-- START Material for this task --

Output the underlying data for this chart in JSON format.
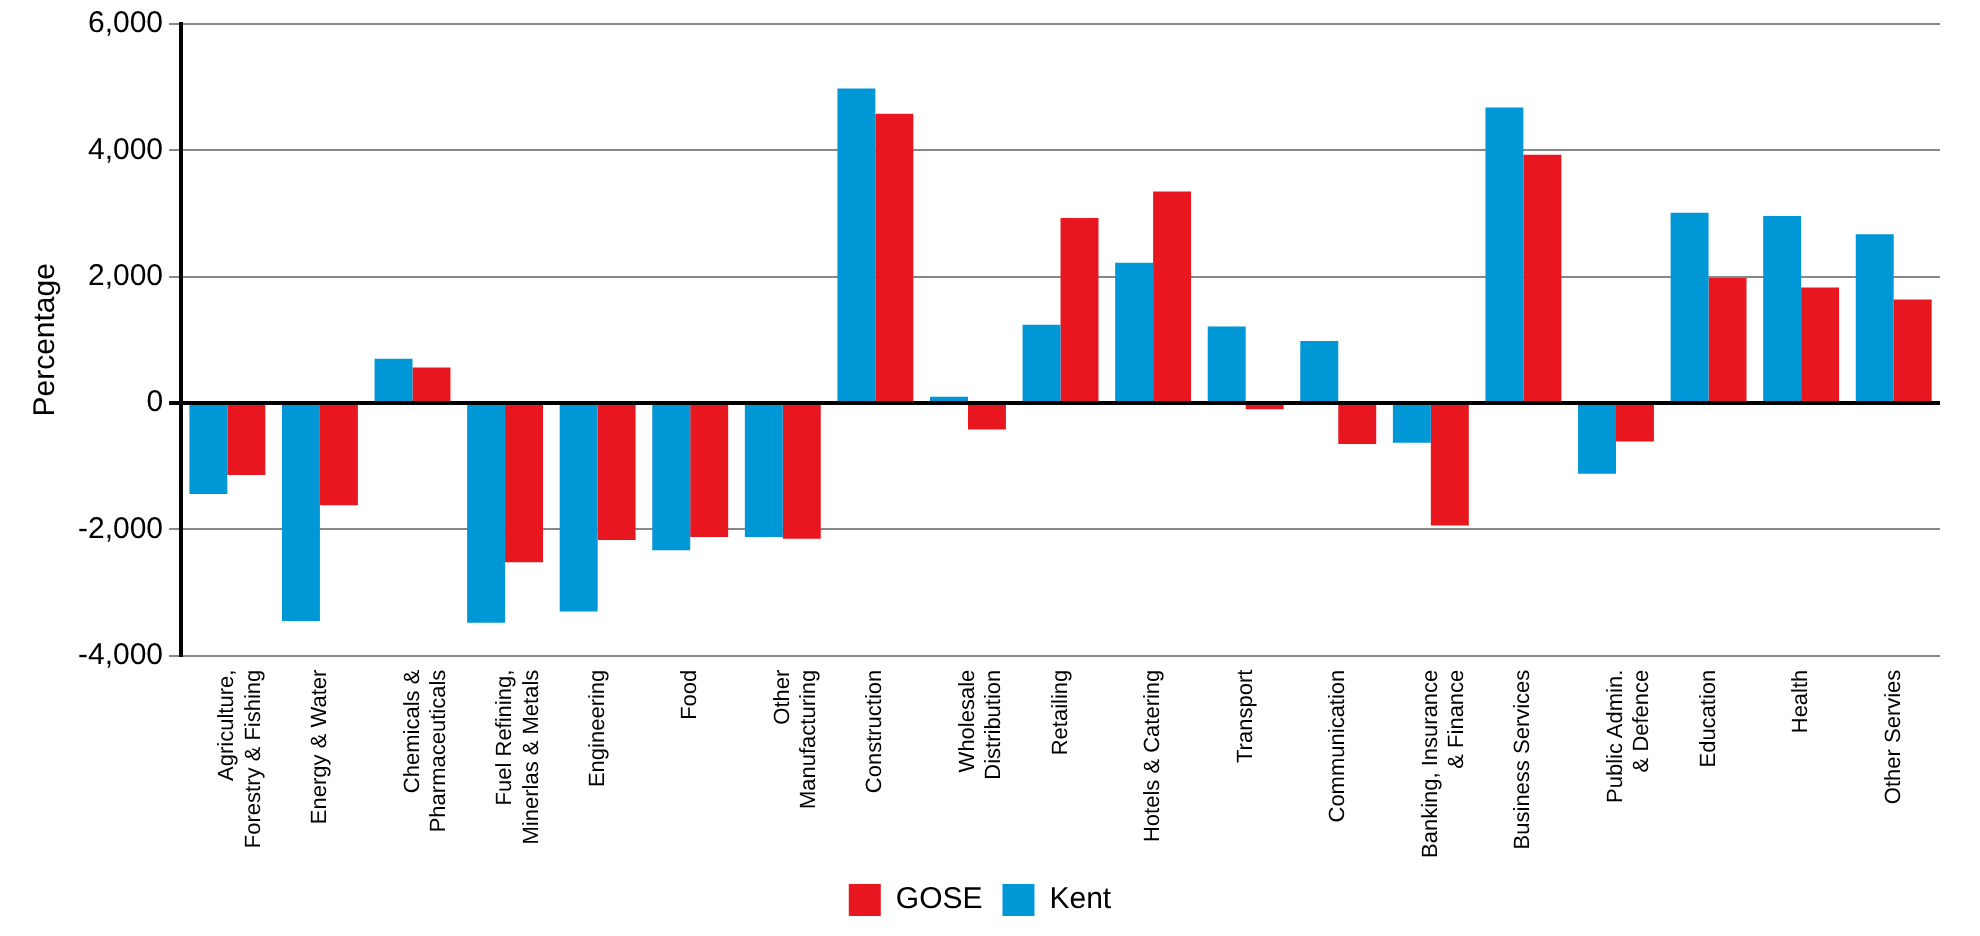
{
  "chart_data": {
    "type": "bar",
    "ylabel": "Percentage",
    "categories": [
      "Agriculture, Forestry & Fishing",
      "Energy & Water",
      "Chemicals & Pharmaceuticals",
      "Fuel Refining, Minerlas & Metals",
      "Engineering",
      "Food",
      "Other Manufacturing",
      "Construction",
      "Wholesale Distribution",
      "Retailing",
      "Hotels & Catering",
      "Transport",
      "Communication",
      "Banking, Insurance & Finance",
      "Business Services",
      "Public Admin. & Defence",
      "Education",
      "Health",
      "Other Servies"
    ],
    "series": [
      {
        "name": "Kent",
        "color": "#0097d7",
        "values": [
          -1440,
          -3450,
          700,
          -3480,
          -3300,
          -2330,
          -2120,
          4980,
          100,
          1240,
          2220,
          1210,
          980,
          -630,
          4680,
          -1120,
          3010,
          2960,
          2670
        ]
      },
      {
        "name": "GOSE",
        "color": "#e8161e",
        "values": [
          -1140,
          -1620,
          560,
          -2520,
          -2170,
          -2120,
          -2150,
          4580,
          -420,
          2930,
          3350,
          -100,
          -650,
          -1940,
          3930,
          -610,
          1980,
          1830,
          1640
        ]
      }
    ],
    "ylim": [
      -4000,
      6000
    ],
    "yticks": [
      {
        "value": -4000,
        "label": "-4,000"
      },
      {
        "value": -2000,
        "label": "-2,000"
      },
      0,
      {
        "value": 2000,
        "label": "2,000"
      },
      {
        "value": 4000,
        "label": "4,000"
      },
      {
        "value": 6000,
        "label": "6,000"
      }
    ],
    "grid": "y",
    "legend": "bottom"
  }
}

-- END Material for this task --

* **Written exercise**
Search the entries for the word "Other", then list each line that holds it.

* **Answer for the task**
      "Other Manufacturing",
      "Other Servies"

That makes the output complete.